-- Aim --
Find the string "lightgreen" and gather every line that holds it.

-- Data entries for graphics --
----
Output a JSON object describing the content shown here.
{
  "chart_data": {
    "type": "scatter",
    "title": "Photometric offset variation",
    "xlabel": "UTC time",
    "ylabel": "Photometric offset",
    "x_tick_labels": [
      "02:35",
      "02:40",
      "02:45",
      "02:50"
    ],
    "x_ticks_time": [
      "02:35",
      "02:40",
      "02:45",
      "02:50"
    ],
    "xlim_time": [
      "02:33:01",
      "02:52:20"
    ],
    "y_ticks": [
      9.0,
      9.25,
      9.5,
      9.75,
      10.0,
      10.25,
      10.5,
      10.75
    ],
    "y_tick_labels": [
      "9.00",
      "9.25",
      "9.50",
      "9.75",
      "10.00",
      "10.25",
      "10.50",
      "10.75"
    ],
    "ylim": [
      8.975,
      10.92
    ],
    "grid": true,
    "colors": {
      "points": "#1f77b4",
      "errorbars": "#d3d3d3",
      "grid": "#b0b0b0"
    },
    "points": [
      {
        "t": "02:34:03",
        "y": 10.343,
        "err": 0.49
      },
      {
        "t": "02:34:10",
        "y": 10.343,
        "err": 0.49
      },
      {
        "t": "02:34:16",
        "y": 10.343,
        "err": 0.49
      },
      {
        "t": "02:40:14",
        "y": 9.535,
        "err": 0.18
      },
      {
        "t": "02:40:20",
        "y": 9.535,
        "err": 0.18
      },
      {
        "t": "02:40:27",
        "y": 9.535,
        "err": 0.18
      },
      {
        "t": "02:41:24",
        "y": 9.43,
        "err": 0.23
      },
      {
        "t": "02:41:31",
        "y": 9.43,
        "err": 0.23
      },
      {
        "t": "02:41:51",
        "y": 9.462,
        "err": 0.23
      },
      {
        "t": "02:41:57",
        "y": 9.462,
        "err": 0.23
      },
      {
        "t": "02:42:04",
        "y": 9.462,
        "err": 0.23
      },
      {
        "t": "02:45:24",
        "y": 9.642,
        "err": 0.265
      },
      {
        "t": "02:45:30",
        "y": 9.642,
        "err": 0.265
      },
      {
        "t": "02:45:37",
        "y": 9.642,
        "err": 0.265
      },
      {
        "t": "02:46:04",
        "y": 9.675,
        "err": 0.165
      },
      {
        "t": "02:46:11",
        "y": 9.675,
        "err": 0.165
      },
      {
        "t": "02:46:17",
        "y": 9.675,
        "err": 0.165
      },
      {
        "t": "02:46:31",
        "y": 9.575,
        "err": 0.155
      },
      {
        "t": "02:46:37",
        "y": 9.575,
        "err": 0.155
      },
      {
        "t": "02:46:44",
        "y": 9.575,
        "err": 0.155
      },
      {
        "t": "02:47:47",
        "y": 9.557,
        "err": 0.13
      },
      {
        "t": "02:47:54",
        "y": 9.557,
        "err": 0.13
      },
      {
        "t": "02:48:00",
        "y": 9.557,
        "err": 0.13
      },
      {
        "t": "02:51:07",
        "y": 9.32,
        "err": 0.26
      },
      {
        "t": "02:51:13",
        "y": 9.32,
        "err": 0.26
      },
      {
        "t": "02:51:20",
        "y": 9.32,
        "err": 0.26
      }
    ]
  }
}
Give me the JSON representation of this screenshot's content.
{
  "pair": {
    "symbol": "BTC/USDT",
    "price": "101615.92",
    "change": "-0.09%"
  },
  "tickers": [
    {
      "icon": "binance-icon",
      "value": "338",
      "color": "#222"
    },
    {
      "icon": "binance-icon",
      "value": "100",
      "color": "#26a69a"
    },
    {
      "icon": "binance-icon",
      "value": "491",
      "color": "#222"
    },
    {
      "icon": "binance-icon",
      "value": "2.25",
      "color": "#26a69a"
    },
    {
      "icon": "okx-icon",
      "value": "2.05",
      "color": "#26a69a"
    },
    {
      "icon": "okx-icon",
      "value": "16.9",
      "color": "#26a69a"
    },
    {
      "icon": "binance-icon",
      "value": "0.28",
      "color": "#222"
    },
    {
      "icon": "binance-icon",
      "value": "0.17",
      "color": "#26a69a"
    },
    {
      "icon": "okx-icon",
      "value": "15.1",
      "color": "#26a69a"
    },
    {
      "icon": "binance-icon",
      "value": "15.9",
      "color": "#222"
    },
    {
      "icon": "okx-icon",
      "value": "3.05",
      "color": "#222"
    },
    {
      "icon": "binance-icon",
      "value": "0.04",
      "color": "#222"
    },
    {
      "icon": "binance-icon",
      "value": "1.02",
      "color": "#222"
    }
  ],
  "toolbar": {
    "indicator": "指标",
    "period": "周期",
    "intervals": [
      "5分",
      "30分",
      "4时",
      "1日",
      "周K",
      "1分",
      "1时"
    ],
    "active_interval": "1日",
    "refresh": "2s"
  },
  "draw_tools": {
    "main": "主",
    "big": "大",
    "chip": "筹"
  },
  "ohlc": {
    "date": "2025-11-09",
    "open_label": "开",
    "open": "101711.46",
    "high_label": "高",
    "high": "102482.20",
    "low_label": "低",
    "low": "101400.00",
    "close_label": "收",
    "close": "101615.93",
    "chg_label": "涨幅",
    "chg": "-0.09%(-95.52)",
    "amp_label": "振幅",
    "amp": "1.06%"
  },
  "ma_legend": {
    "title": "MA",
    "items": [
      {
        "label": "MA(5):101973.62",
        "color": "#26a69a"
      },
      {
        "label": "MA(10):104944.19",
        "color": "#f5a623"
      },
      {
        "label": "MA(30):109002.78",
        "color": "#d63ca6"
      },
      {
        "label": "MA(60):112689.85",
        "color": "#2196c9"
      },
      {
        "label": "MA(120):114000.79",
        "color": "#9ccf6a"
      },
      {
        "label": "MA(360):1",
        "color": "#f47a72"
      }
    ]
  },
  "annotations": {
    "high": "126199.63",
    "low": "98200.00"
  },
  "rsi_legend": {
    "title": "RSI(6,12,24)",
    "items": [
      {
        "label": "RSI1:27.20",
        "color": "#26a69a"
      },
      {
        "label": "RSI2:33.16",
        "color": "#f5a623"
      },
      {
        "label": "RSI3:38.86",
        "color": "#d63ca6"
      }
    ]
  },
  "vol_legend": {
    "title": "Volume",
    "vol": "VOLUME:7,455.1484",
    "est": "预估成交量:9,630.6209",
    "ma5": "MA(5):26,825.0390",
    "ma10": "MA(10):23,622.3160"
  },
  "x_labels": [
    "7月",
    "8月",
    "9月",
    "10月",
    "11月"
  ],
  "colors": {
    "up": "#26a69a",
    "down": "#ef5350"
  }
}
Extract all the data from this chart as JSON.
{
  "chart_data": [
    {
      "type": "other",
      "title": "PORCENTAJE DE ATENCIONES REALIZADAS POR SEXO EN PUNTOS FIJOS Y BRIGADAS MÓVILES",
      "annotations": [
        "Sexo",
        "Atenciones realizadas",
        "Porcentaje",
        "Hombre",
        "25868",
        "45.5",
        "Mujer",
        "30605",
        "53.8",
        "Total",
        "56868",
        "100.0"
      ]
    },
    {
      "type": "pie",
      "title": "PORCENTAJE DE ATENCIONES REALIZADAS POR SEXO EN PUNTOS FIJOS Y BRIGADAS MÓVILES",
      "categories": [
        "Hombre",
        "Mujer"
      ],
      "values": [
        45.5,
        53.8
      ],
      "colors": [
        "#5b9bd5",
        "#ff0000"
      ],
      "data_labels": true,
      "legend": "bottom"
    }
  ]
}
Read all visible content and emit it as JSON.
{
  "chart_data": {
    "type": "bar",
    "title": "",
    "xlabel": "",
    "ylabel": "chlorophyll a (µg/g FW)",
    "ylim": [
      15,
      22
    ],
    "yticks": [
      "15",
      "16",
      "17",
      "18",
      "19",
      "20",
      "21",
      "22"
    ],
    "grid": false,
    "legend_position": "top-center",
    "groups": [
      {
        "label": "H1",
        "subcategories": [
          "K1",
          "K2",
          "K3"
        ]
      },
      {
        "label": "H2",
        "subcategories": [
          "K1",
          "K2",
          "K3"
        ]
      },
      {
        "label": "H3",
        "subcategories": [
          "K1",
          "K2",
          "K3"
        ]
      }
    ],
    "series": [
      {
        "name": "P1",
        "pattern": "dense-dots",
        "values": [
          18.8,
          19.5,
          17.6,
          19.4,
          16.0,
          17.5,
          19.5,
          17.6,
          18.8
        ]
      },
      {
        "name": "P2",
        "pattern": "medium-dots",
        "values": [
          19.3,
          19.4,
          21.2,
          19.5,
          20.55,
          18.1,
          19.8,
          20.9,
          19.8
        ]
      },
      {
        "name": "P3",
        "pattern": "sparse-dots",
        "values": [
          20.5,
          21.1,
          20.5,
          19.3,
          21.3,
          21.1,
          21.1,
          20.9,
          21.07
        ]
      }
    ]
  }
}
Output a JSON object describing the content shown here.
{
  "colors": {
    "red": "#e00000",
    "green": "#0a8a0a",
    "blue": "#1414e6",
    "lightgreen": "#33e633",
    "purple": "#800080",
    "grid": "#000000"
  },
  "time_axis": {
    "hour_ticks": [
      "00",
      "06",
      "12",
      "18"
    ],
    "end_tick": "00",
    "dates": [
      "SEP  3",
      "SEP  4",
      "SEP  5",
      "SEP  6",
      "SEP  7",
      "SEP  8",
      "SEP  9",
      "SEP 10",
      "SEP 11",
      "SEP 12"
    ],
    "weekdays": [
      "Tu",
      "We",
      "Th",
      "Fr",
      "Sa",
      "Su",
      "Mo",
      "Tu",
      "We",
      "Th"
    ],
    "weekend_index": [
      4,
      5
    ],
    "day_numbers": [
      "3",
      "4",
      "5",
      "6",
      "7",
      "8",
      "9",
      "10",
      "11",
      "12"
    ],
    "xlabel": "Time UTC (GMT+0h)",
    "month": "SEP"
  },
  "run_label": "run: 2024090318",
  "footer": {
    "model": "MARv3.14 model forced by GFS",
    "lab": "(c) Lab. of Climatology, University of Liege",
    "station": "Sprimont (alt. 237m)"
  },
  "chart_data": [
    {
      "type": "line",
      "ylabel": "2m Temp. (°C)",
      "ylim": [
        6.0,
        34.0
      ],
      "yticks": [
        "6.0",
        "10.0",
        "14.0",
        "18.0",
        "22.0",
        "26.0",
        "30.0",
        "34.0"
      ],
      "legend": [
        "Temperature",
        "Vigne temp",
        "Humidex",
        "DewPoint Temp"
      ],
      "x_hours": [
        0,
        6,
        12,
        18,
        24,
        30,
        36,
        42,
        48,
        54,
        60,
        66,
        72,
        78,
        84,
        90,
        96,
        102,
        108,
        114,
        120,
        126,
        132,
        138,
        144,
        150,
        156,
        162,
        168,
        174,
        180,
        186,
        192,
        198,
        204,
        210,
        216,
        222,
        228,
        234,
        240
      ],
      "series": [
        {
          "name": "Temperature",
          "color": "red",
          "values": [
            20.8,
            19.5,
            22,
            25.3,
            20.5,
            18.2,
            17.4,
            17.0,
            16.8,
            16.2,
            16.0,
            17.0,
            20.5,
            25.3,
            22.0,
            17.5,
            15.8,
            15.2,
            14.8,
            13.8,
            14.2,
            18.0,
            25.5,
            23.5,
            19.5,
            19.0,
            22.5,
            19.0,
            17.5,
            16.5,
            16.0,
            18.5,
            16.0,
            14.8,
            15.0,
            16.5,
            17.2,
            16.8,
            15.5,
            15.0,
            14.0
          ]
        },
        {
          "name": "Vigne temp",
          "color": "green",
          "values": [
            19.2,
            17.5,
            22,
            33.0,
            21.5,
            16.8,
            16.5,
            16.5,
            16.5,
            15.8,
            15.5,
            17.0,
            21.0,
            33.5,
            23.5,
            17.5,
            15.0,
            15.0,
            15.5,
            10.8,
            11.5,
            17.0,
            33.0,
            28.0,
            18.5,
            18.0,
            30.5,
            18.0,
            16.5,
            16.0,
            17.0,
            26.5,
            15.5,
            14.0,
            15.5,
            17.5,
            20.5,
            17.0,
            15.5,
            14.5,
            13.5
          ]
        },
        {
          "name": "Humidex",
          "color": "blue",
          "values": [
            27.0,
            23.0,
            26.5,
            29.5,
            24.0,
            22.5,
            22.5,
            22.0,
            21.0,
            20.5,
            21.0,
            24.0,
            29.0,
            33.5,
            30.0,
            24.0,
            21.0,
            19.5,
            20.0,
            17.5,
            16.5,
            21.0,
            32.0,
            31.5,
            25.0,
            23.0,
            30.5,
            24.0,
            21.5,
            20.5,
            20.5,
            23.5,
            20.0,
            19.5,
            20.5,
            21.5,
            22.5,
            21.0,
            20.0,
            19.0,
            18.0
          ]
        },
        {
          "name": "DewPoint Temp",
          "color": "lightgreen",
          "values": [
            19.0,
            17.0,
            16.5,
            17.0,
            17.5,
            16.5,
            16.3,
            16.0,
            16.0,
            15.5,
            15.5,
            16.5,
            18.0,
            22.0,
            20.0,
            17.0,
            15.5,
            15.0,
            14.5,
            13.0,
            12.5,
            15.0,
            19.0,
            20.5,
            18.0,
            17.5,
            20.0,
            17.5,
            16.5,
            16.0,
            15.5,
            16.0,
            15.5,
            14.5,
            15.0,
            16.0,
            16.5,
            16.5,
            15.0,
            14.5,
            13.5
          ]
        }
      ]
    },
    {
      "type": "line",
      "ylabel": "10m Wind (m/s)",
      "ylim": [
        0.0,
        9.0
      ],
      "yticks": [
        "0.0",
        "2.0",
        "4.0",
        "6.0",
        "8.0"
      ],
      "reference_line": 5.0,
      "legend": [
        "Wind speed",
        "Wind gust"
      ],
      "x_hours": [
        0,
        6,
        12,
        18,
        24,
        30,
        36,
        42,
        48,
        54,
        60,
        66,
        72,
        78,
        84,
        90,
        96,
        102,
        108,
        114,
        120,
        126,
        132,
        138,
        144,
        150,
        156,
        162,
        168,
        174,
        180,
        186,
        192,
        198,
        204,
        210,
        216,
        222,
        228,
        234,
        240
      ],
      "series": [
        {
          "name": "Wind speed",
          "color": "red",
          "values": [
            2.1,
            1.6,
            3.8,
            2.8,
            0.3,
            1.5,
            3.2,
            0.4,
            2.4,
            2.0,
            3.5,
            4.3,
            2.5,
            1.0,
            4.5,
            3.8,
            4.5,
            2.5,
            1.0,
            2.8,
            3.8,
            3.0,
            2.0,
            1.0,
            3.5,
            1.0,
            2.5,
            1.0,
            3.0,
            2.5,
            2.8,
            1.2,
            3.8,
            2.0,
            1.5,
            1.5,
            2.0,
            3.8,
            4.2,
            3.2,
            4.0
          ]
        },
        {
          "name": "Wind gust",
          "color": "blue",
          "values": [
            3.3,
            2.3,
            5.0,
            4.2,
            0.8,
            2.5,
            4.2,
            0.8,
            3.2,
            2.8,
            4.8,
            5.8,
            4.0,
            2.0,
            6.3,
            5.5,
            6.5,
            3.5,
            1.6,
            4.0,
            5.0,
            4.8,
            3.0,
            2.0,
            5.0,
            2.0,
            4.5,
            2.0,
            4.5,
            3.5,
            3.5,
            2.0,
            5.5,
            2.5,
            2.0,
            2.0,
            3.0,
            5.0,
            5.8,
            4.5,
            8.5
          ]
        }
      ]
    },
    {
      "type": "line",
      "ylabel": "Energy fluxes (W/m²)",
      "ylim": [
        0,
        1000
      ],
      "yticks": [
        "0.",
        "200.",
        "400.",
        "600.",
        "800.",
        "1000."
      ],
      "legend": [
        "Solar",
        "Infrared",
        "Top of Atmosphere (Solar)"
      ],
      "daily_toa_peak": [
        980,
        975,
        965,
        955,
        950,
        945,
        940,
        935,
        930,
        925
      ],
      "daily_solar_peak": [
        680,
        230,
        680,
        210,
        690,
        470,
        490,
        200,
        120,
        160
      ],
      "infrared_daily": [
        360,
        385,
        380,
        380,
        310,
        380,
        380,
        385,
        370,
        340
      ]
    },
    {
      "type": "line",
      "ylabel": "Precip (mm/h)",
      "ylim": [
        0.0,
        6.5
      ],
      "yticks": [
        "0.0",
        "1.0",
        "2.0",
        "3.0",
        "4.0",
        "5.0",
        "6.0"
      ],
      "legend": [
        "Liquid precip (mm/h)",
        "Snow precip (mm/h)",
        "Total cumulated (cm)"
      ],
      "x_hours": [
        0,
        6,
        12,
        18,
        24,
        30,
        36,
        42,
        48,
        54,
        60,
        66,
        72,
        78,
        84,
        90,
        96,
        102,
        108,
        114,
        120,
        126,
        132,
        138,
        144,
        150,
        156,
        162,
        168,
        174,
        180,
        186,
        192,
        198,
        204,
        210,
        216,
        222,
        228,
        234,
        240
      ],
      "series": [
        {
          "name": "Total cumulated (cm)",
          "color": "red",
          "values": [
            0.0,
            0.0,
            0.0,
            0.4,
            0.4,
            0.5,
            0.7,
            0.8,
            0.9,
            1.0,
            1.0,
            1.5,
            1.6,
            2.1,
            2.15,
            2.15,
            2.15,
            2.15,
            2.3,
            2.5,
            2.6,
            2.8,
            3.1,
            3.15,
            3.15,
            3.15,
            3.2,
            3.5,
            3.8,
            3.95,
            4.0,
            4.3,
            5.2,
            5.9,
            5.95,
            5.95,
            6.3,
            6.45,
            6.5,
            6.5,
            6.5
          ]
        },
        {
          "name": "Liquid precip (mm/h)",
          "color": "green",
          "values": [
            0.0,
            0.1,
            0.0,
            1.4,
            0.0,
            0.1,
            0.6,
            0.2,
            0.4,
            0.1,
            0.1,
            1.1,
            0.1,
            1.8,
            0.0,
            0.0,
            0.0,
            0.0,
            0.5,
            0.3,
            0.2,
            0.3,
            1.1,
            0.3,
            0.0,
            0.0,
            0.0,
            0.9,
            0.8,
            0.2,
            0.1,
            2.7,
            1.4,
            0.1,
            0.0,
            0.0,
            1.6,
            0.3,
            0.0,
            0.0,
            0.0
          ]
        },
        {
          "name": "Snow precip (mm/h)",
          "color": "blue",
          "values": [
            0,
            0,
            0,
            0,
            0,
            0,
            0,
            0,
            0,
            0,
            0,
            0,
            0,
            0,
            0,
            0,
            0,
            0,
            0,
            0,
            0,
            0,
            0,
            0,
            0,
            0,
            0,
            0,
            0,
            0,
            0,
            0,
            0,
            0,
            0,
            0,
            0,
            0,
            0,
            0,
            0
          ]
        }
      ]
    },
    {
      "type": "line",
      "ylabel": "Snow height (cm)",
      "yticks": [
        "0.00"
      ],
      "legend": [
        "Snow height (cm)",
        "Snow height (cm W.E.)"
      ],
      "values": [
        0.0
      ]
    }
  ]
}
----
-- Answer to the exercise --
    "lightgreen": "#33e633",
          "color": "lightgreen",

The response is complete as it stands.